» **Aim of the exercise**: Find how many lines in the data below mention "Collection". Give the number only.

Extracted records
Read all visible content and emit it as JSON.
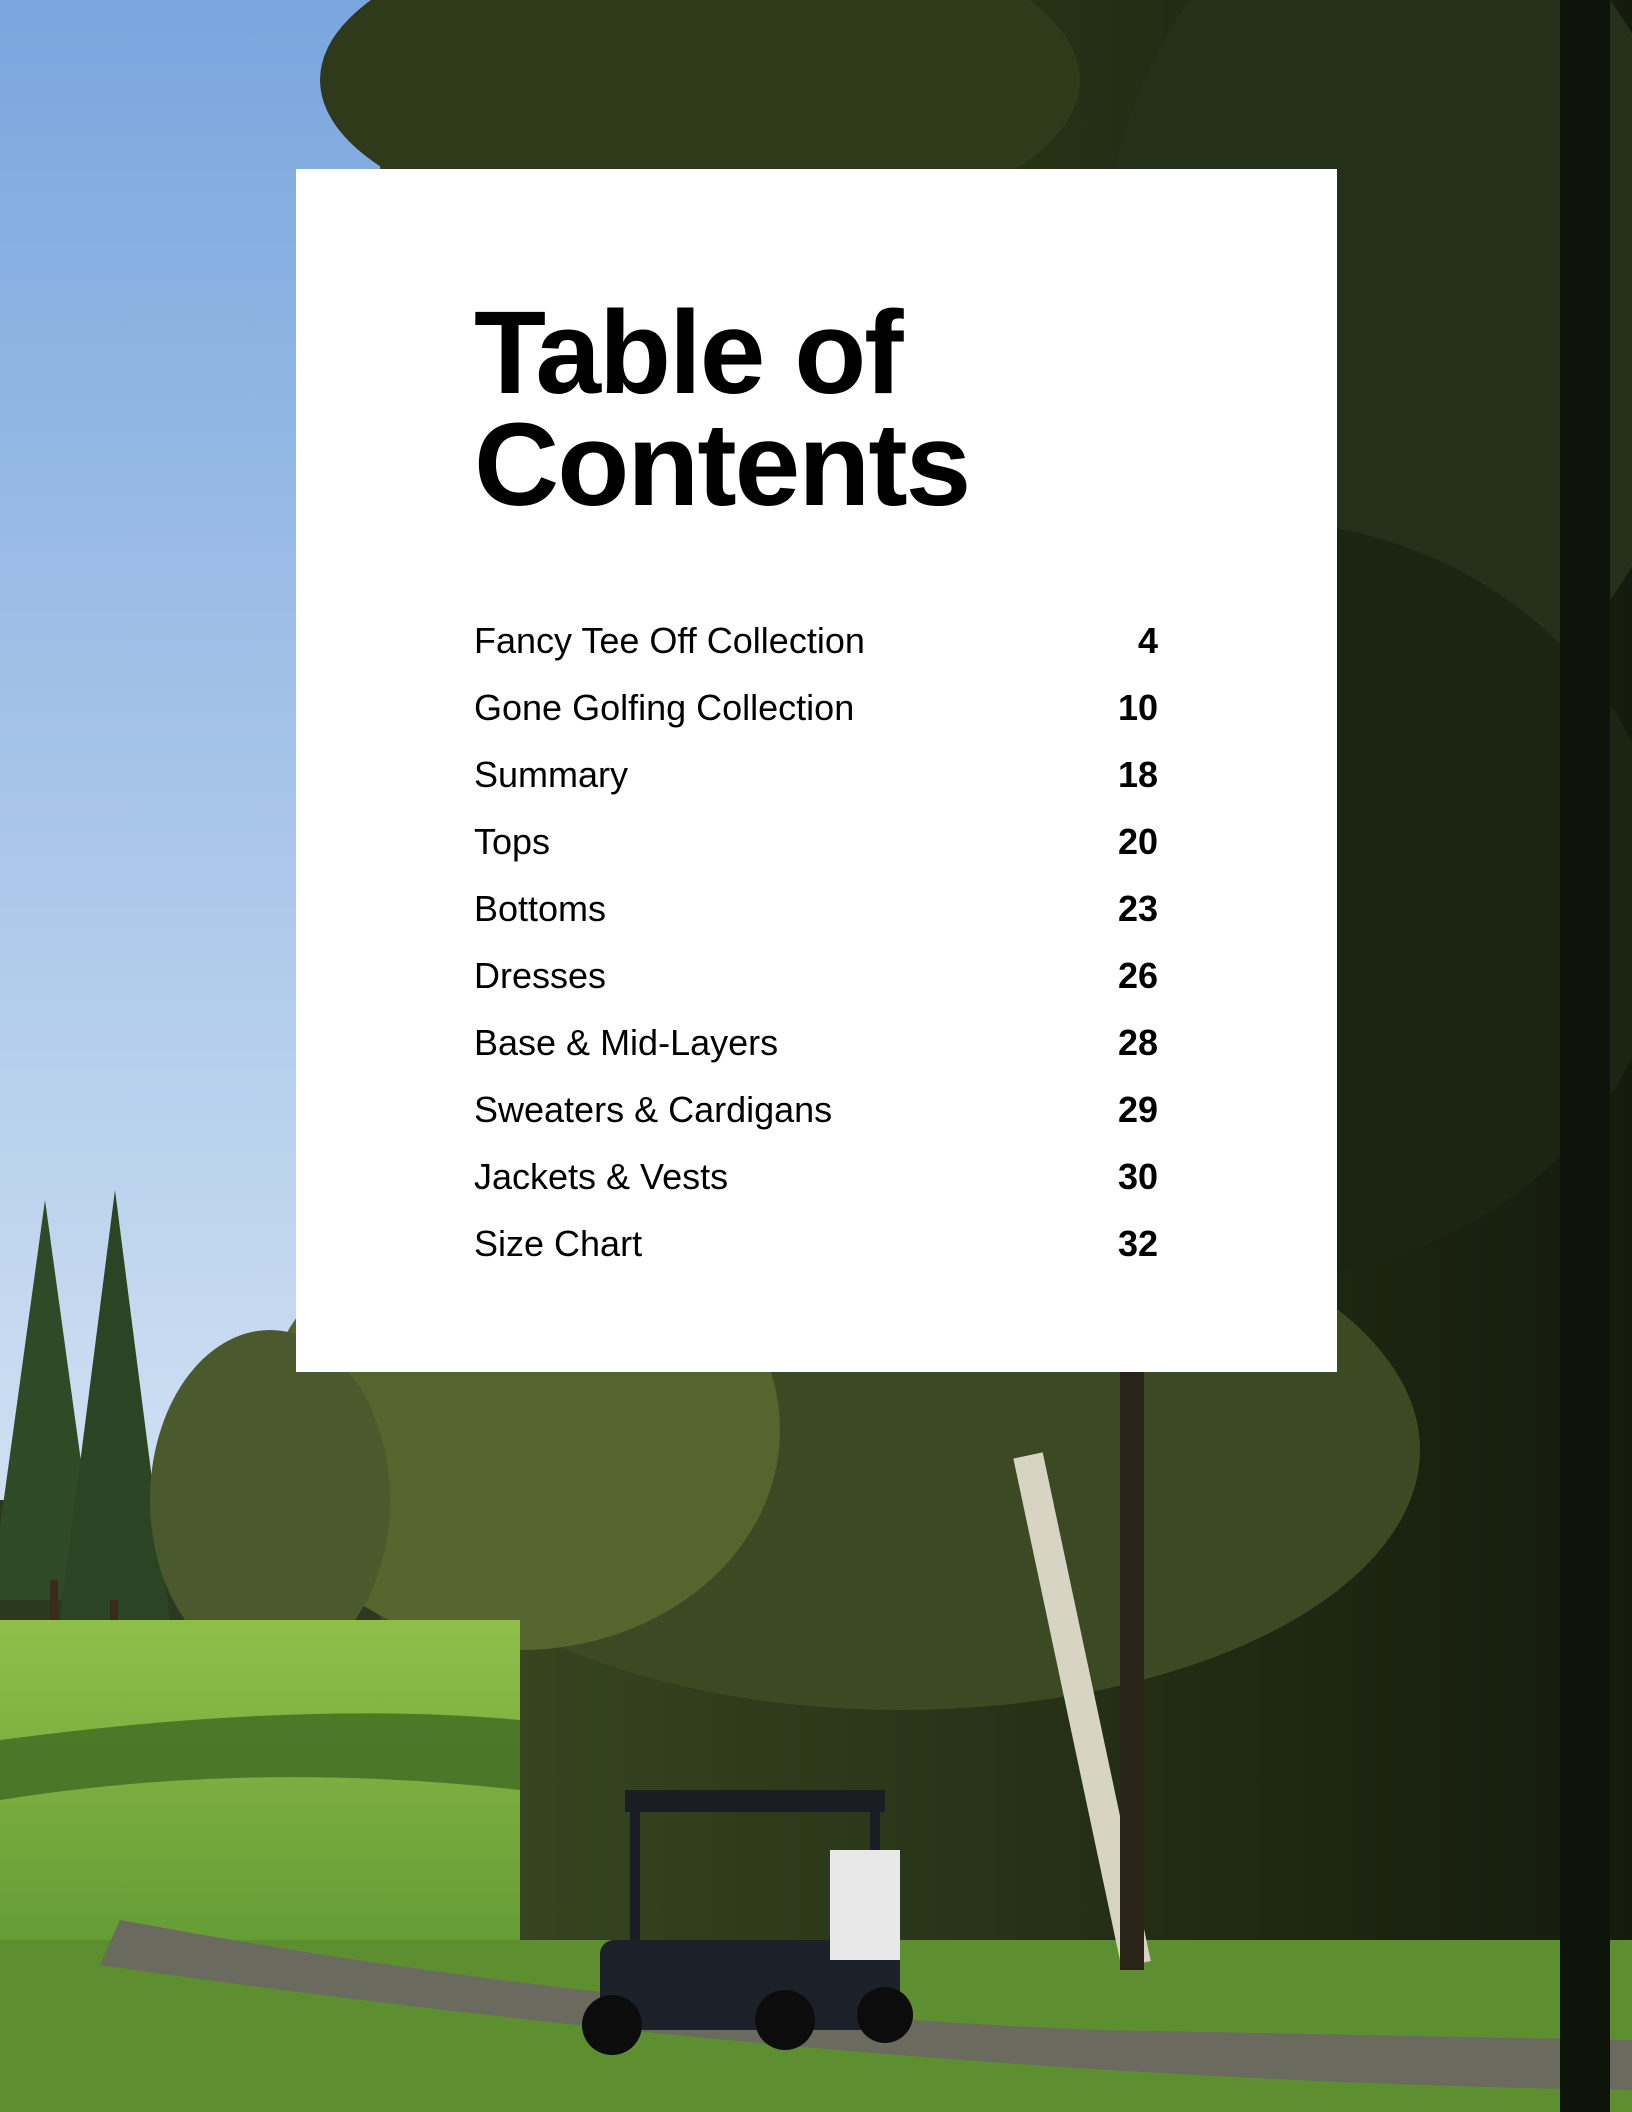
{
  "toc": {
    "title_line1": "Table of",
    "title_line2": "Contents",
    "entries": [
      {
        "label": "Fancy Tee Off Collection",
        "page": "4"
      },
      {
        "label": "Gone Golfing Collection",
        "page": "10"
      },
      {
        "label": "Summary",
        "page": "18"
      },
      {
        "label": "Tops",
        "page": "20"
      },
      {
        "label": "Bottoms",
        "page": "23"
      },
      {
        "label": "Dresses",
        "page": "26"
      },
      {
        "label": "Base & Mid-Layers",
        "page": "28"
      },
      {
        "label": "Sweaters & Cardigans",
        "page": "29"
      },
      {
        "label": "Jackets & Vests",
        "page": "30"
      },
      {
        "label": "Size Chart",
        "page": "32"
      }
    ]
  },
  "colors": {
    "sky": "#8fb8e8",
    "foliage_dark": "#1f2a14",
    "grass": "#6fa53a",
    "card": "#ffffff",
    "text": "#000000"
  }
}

» **Solved exercise**: 2